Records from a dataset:
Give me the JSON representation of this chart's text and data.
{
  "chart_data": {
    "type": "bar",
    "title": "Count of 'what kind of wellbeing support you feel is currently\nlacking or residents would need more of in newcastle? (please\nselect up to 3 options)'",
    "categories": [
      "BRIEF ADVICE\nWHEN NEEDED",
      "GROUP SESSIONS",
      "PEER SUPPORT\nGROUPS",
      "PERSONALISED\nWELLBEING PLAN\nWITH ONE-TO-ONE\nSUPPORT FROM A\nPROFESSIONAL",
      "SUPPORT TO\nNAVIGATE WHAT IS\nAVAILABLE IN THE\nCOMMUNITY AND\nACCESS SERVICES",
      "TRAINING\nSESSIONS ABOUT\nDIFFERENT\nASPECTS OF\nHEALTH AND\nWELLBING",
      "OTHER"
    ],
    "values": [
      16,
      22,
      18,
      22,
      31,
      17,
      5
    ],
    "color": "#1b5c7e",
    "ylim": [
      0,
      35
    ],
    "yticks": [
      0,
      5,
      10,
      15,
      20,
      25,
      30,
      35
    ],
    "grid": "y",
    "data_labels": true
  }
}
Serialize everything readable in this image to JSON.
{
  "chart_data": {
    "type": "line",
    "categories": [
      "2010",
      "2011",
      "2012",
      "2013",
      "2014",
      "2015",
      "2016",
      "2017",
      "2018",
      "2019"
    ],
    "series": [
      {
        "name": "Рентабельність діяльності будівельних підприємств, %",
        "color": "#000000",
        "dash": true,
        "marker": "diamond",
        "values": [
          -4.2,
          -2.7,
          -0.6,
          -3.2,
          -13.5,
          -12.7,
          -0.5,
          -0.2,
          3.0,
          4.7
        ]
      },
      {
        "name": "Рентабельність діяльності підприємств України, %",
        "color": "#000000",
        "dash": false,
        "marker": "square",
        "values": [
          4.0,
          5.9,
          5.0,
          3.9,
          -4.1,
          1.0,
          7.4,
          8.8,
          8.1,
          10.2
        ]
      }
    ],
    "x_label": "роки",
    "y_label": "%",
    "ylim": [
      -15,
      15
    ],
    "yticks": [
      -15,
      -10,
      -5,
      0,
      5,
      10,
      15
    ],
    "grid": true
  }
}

PROBLEM TO SOLVE: Word for word, extract all the records.

COMPLETED TASK:
Give me the JSON representation of this chart's text and data.
{
  "chart_data": {
    "type": "bar",
    "title": "Count of 'what kind of wellbeing support you feel is currently\nlacking or residents would need more of in newcastle? (please\nselect up to 3 options)'",
    "categories": [
      "BRIEF ADVICE\nWHEN NEEDED",
      "GROUP SESSIONS",
      "PEER SUPPORT\nGROUPS",
      "PERSONALISED\nWELLBEING PLAN\nWITH ONE-TO-ONE\nSUPPORT FROM A\nPROFESSIONAL",
      "SUPPORT TO\nNAVIGATE WHAT IS\nAVAILABLE IN THE\nCOMMUNITY AND\nACCESS SERVICES",
      "TRAINING\nSESSIONS ABOUT\nDIFFERENT\nASPECTS OF\nHEALTH AND\nWELLBING",
      "OTHER"
    ],
    "values": [
      16,
      22,
      18,
      22,
      31,
      17,
      5
    ],
    "color": "#1b5c7e",
    "ylim": [
      0,
      35
    ],
    "yticks": [
      0,
      5,
      10,
      15,
      20,
      25,
      30,
      35
    ],
    "grid": "y",
    "data_labels": true
  }
}
Serialize everything readable in this image to JSON.
{
  "chart_data": {
    "type": "line",
    "categories": [
      "2010",
      "2011",
      "2012",
      "2013",
      "2014",
      "2015",
      "2016",
      "2017",
      "2018",
      "2019"
    ],
    "series": [
      {
        "name": "Рентабельність діяльності будівельних підприємств, %",
        "color": "#000000",
        "dash": true,
        "marker": "diamond",
        "values": [
          -4.2,
          -2.7,
          -0.6,
          -3.2,
          -13.5,
          -12.7,
          -0.5,
          -0.2,
          3.0,
          4.7
        ]
      },
      {
        "name": "Рентабельність діяльності підприємств України, %",
        "color": "#000000",
        "dash": false,
        "marker": "square",
        "values": [
          4.0,
          5.9,
          5.0,
          3.9,
          -4.1,
          1.0,
          7.4,
          8.8,
          8.1,
          10.2
        ]
      }
    ],
    "x_label": "роки",
    "y_label": "%",
    "ylim": [
      -15,
      15
    ],
    "yticks": [
      -15,
      -10,
      -5,
      0,
      5,
      10,
      15
    ],
    "grid": true
  }
}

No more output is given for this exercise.